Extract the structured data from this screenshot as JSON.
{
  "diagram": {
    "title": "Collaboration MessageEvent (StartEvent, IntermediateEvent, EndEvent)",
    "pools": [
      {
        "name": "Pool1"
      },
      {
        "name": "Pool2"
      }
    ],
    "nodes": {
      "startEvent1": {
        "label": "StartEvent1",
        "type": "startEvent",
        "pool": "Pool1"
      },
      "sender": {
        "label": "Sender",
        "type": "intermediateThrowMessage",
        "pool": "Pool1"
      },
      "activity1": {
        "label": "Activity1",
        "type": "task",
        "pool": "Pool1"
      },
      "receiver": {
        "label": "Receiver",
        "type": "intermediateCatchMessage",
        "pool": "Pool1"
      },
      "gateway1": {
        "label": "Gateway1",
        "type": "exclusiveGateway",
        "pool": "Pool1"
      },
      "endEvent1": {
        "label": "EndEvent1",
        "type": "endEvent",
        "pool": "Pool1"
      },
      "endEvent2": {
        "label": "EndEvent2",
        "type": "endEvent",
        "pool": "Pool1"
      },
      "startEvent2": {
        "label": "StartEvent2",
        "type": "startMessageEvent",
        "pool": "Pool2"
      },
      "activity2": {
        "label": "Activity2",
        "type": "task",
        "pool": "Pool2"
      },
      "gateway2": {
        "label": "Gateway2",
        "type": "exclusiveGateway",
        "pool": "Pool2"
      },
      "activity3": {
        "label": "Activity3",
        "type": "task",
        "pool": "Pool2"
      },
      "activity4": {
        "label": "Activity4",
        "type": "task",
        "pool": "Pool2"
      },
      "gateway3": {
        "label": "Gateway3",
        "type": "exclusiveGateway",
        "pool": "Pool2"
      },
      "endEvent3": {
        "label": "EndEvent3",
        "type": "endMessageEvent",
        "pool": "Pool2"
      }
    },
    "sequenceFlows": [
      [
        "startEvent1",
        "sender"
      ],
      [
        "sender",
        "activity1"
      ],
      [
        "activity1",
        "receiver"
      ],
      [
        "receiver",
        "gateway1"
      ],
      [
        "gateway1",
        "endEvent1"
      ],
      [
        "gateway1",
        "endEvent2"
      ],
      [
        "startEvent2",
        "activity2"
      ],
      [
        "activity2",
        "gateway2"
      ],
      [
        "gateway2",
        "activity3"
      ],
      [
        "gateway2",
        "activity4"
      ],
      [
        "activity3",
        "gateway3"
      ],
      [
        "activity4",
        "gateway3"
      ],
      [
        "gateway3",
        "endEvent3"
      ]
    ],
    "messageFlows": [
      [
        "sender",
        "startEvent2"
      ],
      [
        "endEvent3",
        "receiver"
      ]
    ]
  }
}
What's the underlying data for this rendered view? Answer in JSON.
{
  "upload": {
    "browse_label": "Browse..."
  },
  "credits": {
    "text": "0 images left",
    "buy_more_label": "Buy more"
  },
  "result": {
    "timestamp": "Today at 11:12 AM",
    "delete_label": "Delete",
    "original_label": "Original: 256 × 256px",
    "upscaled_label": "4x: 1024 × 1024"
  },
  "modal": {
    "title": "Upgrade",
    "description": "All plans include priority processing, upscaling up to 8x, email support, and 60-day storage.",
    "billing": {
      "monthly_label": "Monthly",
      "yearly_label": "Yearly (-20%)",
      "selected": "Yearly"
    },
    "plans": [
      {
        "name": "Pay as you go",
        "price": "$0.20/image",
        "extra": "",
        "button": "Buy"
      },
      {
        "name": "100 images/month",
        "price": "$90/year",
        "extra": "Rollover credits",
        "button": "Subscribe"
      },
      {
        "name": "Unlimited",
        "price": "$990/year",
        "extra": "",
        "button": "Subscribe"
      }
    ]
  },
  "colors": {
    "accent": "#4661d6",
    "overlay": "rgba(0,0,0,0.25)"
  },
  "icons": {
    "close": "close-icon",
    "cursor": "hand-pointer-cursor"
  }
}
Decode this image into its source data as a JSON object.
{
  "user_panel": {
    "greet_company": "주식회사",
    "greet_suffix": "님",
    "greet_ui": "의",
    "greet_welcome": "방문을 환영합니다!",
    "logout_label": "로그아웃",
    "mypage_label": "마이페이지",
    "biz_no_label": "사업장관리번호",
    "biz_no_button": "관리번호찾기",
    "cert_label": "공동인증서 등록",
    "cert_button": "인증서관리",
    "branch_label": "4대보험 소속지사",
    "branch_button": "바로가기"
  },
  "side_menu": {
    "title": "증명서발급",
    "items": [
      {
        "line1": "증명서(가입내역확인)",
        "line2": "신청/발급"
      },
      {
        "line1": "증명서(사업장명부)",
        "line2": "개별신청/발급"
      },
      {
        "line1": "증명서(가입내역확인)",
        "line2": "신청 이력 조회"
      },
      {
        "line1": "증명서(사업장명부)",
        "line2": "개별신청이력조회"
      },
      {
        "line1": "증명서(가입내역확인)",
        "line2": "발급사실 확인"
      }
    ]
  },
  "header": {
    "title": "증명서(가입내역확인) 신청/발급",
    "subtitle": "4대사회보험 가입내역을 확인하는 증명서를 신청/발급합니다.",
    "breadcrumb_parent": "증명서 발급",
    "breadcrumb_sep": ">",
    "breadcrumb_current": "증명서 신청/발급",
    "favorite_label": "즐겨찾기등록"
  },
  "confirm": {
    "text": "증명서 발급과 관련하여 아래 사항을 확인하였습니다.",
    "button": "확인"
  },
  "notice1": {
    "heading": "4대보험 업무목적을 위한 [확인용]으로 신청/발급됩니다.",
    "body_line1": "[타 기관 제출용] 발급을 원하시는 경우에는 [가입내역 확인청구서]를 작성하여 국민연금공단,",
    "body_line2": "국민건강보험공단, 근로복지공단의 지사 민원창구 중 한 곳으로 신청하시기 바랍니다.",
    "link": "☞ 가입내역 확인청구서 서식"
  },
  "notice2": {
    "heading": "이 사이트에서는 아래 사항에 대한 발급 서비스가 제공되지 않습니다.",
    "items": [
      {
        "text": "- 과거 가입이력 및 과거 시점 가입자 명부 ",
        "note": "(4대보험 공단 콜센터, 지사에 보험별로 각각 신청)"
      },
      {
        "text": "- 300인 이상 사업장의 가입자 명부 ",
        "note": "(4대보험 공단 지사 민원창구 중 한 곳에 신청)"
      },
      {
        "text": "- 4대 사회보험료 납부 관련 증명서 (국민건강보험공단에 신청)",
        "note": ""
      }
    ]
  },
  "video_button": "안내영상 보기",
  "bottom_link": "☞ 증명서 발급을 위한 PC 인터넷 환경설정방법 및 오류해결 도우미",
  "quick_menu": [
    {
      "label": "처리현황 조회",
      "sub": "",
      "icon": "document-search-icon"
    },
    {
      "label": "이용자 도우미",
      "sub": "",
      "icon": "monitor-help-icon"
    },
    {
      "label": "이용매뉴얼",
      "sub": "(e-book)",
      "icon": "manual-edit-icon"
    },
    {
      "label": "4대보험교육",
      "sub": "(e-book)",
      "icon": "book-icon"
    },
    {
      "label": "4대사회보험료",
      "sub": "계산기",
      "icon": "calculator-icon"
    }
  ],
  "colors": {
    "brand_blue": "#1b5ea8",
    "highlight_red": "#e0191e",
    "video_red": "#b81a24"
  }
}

────────────────────

- [Task instructions] Write out the whole listing again. Match it word for word.

- [Response to the task]
Extract the structured data from this screenshot as JSON.
{
  "diagram": {
    "title": "Collaboration MessageEvent (StartEvent, IntermediateEvent, EndEvent)",
    "pools": [
      {
        "name": "Pool1"
      },
      {
        "name": "Pool2"
      }
    ],
    "nodes": {
      "startEvent1": {
        "label": "StartEvent1",
        "type": "startEvent",
        "pool": "Pool1"
      },
      "sender": {
        "label": "Sender",
        "type": "intermediateThrowMessage",
        "pool": "Pool1"
      },
      "activity1": {
        "label": "Activity1",
        "type": "task",
        "pool": "Pool1"
      },
      "receiver": {
        "label": "Receiver",
        "type": "intermediateCatchMessage",
        "pool": "Pool1"
      },
      "gateway1": {
        "label": "Gateway1",
        "type": "exclusiveGateway",
        "pool": "Pool1"
      },
      "endEvent1": {
        "label": "EndEvent1",
        "type": "endEvent",
        "pool": "Pool1"
      },
      "endEvent2": {
        "label": "EndEvent2",
        "type": "endEvent",
        "pool": "Pool1"
      },
      "startEvent2": {
        "label": "StartEvent2",
        "type": "startMessageEvent",
        "pool": "Pool2"
      },
      "activity2": {
        "label": "Activity2",
        "type": "task",
        "pool": "Pool2"
      },
      "gateway2": {
        "label": "Gateway2",
        "type": "exclusiveGateway",
        "pool": "Pool2"
      },
      "activity3": {
        "label": "Activity3",
        "type": "task",
        "pool": "Pool2"
      },
      "activity4": {
        "label": "Activity4",
        "type": "task",
        "pool": "Pool2"
      },
      "gateway3": {
        "label": "Gateway3",
        "type": "exclusiveGateway",
        "pool": "Pool2"
      },
      "endEvent3": {
        "label": "EndEvent3",
        "type": "endMessageEvent",
        "pool": "Pool2"
      }
    },
    "sequenceFlows": [
      [
        "startEvent1",
        "sender"
      ],
      [
        "sender",
        "activity1"
      ],
      [
        "activity1",
        "receiver"
      ],
      [
        "receiver",
        "gateway1"
      ],
      [
        "gateway1",
        "endEvent1"
      ],
      [
        "gateway1",
        "endEvent2"
      ],
      [
        "startEvent2",
        "activity2"
      ],
      [
        "activity2",
        "gateway2"
      ],
      [
        "gateway2",
        "activity3"
      ],
      [
        "gateway2",
        "activity4"
      ],
      [
        "activity3",
        "gateway3"
      ],
      [
        "activity4",
        "gateway3"
      ],
      [
        "gateway3",
        "endEvent3"
      ]
    ],
    "messageFlows": [
      [
        "sender",
        "startEvent2"
      ],
      [
        "endEvent3",
        "receiver"
      ]
    ]
  }
}
What's the underlying data for this rendered view? Answer in JSON.
{
  "upload": {
    "browse_label": "Browse..."
  },
  "credits": {
    "text": "0 images left",
    "buy_more_label": "Buy more"
  },
  "result": {
    "timestamp": "Today at 11:12 AM",
    "delete_label": "Delete",
    "original_label": "Original: 256 × 256px",
    "upscaled_label": "4x: 1024 × 1024"
  },
  "modal": {
    "title": "Upgrade",
    "description": "All plans include priority processing, upscaling up to 8x, email support, and 60-day storage.",
    "billing": {
      "monthly_label": "Monthly",
      "yearly_label": "Yearly (-20%)",
      "selected": "Yearly"
    },
    "plans": [
      {
        "name": "Pay as you go",
        "price": "$0.20/image",
        "extra": "",
        "button": "Buy"
      },
      {
        "name": "100 images/month",
        "price": "$90/year",
        "extra": "Rollover credits",
        "button": "Subscribe"
      },
      {
        "name": "Unlimited",
        "price": "$990/year",
        "extra": "",
        "button": "Subscribe"
      }
    ]
  },
  "colors": {
    "accent": "#4661d6",
    "overlay": "rgba(0,0,0,0.25)"
  },
  "icons": {
    "close": "close-icon",
    "cursor": "hand-pointer-cursor"
  }
}
Decode this image into its source data as a JSON object.
{
  "user_panel": {
    "greet_company": "주식회사",
    "greet_suffix": "님",
    "greet_ui": "의",
    "greet_welcome": "방문을 환영합니다!",
    "logout_label": "로그아웃",
    "mypage_label": "마이페이지",
    "biz_no_label": "사업장관리번호",
    "biz_no_button": "관리번호찾기",
    "cert_label": "공동인증서 등록",
    "cert_button": "인증서관리",
    "branch_label": "4대보험 소속지사",
    "branch_button": "바로가기"
  },
  "side_menu": {
    "title": "증명서발급",
    "items": [
      {
        "line1": "증명서(가입내역확인)",
        "line2": "신청/발급"
      },
      {
        "line1": "증명서(사업장명부)",
        "line2": "개별신청/발급"
      },
      {
        "line1": "증명서(가입내역확인)",
        "line2": "신청 이력 조회"
      },
      {
        "line1": "증명서(사업장명부)",
        "line2": "개별신청이력조회"
      },
      {
        "line1": "증명서(가입내역확인)",
        "line2": "발급사실 확인"
      }
    ]
  },
  "header": {
    "title": "증명서(가입내역확인) 신청/발급",
    "subtitle": "4대사회보험 가입내역을 확인하는 증명서를 신청/발급합니다.",
    "breadcrumb_parent": "증명서 발급",
    "breadcrumb_sep": ">",
    "breadcrumb_current": "증명서 신청/발급",
    "favorite_label": "즐겨찾기등록"
  },
  "confirm": {
    "text": "증명서 발급과 관련하여 아래 사항을 확인하였습니다.",
    "button": "확인"
  },
  "notice1": {
    "heading": "4대보험 업무목적을 위한 [확인용]으로 신청/발급됩니다.",
    "body_line1": "[타 기관 제출용] 발급을 원하시는 경우에는 [가입내역 확인청구서]를 작성하여 국민연금공단,",
    "body_line2": "국민건강보험공단, 근로복지공단의 지사 민원창구 중 한 곳으로 신청하시기 바랍니다.",
    "link": "☞ 가입내역 확인청구서 서식"
  },
  "notice2": {
    "heading": "이 사이트에서는 아래 사항에 대한 발급 서비스가 제공되지 않습니다.",
    "items": [
      {
        "text": "- 과거 가입이력 및 과거 시점 가입자 명부 ",
        "note": "(4대보험 공단 콜센터, 지사에 보험별로 각각 신청)"
      },
      {
        "text": "- 300인 이상 사업장의 가입자 명부 ",
        "note": "(4대보험 공단 지사 민원창구 중 한 곳에 신청)"
      },
      {
        "text": "- 4대 사회보험료 납부 관련 증명서 (국민건강보험공단에 신청)",
        "note": ""
      }
    ]
  },
  "video_button": "안내영상 보기",
  "bottom_link": "☞ 증명서 발급을 위한 PC 인터넷 환경설정방법 및 오류해결 도우미",
  "quick_menu": [
    {
      "label": "처리현황 조회",
      "sub": "",
      "icon": "document-search-icon"
    },
    {
      "label": "이용자 도우미",
      "sub": "",
      "icon": "monitor-help-icon"
    },
    {
      "label": "이용매뉴얼",
      "sub": "(e-book)",
      "icon": "manual-edit-icon"
    },
    {
      "label": "4대보험교육",
      "sub": "(e-book)",
      "icon": "book-icon"
    },
    {
      "label": "4대사회보험료",
      "sub": "계산기",
      "icon": "calculator-icon"
    }
  ],
  "colors": {
    "brand_blue": "#1b5ea8",
    "highlight_red": "#e0191e",
    "video_red": "#b81a24"
  }
}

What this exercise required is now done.